Data records
######
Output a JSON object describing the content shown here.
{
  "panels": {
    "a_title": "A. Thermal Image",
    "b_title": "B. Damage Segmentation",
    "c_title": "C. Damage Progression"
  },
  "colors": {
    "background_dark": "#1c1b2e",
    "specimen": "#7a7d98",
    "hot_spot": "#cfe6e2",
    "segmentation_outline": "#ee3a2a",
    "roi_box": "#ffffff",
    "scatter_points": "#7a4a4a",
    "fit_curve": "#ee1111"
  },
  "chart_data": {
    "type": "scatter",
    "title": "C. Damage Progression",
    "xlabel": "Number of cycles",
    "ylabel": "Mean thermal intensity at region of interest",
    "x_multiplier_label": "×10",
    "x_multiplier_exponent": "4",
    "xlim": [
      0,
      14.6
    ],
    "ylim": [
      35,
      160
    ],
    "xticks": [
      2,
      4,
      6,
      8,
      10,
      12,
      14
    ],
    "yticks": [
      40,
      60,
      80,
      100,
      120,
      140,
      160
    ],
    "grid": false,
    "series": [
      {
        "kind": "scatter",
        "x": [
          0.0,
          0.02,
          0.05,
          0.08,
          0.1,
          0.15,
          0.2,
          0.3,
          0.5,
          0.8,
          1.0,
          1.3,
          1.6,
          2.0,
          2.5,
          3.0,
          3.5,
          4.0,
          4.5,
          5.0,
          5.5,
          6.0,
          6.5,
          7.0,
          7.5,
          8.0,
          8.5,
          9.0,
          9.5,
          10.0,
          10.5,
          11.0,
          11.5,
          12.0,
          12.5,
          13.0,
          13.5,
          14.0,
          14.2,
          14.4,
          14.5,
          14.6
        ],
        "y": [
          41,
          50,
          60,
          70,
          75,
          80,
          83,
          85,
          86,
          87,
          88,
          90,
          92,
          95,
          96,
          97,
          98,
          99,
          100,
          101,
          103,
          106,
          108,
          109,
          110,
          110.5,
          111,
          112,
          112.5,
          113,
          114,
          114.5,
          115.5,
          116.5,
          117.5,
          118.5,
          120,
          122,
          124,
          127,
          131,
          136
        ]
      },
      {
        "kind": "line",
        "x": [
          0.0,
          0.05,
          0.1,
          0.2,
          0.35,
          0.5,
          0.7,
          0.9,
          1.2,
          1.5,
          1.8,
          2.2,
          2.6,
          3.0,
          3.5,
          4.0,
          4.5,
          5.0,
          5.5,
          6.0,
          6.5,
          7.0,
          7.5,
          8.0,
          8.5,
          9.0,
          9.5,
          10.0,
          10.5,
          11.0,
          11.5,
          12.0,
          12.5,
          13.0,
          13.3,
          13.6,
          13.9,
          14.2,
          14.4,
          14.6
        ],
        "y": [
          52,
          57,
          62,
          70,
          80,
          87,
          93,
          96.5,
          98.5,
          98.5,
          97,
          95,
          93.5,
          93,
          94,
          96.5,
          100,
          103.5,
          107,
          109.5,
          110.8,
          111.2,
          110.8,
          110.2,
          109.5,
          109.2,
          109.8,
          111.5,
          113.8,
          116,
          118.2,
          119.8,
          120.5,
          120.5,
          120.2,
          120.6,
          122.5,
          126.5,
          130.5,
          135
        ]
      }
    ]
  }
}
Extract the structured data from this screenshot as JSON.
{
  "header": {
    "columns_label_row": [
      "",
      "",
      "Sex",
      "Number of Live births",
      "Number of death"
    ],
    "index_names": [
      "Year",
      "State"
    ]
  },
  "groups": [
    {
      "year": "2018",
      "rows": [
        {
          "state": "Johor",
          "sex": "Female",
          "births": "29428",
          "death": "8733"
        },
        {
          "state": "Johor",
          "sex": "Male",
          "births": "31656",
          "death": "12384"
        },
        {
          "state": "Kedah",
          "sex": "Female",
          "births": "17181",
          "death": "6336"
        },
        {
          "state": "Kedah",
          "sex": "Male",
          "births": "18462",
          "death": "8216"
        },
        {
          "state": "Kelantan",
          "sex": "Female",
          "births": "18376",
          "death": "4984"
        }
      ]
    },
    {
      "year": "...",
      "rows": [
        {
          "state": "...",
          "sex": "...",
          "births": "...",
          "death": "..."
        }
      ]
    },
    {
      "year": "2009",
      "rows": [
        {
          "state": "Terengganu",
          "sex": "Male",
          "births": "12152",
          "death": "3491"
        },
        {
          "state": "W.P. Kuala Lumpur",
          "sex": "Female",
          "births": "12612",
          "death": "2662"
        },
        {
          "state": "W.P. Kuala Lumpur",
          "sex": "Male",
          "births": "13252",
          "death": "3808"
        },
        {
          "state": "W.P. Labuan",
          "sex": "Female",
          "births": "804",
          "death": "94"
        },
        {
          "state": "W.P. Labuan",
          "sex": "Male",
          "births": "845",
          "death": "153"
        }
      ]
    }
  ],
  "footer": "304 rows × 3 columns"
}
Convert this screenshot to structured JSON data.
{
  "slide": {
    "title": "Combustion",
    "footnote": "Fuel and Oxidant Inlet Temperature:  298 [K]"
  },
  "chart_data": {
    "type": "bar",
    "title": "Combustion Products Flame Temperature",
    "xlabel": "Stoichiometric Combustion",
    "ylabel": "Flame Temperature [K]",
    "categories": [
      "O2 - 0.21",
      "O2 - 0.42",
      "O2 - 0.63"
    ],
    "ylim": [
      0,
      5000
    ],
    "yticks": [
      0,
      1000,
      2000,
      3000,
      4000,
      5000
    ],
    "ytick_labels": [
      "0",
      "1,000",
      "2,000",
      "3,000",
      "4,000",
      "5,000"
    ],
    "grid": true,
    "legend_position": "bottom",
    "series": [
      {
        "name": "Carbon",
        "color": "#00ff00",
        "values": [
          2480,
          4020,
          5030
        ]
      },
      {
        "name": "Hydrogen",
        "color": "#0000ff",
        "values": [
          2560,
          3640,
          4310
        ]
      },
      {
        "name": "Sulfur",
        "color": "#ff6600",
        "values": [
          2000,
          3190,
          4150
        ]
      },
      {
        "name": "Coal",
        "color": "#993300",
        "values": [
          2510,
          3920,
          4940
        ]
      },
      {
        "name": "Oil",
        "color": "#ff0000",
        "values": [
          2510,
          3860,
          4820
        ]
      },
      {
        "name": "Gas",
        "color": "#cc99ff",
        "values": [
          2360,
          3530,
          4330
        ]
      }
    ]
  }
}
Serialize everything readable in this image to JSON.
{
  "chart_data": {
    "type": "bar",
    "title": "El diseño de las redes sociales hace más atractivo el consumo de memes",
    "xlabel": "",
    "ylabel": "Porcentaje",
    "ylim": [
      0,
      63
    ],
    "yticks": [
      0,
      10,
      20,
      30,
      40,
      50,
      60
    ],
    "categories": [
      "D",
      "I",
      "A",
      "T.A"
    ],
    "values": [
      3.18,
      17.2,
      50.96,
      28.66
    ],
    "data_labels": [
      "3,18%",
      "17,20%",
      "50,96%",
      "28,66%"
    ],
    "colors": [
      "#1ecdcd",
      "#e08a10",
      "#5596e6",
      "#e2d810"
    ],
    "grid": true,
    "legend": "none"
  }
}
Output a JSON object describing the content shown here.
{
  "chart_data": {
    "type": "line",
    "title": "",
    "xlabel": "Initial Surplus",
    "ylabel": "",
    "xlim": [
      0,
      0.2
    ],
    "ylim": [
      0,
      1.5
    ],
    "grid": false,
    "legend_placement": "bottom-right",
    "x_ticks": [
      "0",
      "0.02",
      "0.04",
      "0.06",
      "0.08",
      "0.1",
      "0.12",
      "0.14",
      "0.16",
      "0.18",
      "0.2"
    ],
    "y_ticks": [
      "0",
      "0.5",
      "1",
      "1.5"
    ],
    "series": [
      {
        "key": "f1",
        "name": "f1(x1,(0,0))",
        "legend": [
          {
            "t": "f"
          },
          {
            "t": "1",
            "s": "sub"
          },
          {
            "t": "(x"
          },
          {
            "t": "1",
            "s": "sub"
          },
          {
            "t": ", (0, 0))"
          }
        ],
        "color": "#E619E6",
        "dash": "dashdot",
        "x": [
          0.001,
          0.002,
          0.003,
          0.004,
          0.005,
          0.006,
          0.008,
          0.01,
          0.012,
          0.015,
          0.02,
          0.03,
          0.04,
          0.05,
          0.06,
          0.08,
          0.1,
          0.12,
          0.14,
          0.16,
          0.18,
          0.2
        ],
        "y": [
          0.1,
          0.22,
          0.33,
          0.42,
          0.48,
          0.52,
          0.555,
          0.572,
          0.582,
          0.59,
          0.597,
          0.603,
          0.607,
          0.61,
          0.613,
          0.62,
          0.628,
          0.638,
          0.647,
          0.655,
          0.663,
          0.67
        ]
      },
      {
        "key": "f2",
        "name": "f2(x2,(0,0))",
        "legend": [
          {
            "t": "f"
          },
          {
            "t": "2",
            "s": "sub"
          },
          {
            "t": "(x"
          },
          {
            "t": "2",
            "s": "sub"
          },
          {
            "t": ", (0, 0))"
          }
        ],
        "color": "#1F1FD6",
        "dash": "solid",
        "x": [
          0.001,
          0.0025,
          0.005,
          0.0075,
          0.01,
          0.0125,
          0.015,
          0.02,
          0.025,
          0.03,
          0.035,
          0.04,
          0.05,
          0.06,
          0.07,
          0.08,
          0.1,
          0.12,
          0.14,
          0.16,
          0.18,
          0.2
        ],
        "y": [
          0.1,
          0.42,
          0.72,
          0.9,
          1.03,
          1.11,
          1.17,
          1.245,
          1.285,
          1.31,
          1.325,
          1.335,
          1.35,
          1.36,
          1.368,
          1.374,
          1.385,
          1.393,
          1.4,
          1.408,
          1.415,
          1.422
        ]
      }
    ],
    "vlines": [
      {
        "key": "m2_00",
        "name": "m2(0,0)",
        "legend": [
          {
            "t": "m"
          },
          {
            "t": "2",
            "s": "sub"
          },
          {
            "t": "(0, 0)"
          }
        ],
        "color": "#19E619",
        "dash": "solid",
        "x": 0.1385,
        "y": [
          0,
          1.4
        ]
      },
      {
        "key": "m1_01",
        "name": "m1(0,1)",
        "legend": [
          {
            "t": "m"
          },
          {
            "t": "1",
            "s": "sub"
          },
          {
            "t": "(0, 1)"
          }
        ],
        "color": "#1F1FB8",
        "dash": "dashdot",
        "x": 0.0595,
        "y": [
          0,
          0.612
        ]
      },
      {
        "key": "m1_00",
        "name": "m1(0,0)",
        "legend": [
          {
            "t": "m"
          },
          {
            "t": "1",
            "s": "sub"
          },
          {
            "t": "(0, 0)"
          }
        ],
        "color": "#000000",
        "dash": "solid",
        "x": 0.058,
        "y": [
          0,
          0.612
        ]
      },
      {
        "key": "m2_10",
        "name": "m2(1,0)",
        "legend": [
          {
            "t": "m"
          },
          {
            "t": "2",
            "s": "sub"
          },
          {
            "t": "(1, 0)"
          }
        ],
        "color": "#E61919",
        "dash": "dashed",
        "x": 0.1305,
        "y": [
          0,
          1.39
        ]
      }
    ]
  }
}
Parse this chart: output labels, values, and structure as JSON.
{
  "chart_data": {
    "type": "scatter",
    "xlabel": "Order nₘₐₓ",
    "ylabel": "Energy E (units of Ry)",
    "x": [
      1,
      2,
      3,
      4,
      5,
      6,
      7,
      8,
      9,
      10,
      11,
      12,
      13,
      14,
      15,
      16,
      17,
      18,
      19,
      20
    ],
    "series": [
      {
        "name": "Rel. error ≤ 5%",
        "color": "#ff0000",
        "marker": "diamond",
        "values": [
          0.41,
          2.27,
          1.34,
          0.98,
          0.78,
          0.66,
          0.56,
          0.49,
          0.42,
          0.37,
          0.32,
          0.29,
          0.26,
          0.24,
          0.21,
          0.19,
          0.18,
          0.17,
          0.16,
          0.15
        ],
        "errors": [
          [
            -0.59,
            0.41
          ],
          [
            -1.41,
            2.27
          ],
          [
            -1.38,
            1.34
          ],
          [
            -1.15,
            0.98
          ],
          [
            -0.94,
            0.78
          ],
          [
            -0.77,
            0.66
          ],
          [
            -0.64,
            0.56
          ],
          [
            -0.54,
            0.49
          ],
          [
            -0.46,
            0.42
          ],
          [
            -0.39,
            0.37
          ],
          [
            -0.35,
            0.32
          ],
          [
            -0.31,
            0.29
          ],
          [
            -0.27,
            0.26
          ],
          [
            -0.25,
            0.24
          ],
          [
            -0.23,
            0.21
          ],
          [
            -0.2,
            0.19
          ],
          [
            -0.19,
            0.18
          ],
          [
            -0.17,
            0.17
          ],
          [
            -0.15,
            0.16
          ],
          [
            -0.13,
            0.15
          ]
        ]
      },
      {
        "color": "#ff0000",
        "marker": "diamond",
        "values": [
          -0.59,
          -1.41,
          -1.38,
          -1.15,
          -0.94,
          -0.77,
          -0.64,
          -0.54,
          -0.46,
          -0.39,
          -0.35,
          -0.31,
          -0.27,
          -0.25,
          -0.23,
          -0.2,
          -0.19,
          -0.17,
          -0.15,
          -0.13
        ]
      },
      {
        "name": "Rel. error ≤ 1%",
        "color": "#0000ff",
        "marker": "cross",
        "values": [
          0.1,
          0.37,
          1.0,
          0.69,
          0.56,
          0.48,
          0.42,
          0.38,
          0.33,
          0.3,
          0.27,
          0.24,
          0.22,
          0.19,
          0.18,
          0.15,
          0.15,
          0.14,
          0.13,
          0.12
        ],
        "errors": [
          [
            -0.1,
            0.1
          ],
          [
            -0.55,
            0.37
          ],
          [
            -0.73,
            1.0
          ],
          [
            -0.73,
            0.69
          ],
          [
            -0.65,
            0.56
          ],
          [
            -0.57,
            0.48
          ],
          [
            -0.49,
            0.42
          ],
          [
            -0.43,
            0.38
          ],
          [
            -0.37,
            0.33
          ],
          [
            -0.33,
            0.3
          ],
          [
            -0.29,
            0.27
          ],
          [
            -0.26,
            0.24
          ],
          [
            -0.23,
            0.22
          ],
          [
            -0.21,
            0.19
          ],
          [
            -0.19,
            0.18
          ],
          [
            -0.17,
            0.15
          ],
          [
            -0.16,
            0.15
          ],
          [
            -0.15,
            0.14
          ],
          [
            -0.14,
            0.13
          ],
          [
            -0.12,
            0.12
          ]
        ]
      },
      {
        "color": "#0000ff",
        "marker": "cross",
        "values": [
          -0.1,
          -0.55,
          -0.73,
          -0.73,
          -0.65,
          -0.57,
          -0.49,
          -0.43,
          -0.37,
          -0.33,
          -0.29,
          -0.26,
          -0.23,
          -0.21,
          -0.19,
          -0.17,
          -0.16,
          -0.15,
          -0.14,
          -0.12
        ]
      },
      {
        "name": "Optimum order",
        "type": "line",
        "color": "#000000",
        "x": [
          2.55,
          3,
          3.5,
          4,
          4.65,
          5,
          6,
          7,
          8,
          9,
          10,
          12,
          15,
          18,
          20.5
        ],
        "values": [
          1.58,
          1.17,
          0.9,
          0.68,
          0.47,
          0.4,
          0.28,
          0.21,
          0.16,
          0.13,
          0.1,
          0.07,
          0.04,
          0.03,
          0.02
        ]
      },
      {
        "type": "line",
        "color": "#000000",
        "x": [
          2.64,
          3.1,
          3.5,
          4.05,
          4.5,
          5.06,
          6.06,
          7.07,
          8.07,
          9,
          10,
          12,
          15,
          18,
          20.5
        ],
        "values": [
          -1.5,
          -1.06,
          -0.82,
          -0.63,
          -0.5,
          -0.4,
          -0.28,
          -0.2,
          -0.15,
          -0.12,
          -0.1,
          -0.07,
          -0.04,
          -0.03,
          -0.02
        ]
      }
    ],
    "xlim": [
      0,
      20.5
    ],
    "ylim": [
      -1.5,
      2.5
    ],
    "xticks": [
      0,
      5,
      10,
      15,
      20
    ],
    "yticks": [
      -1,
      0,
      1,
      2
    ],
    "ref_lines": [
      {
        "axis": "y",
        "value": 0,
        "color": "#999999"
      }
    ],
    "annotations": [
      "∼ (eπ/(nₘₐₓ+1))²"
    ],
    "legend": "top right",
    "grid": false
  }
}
######
> Aim of the task
Copy every line of the data that holds the string "Number".

> Answer to the problem
    "xlabel": "Number of cycles",
      "Number of Live births",
      "Number of death"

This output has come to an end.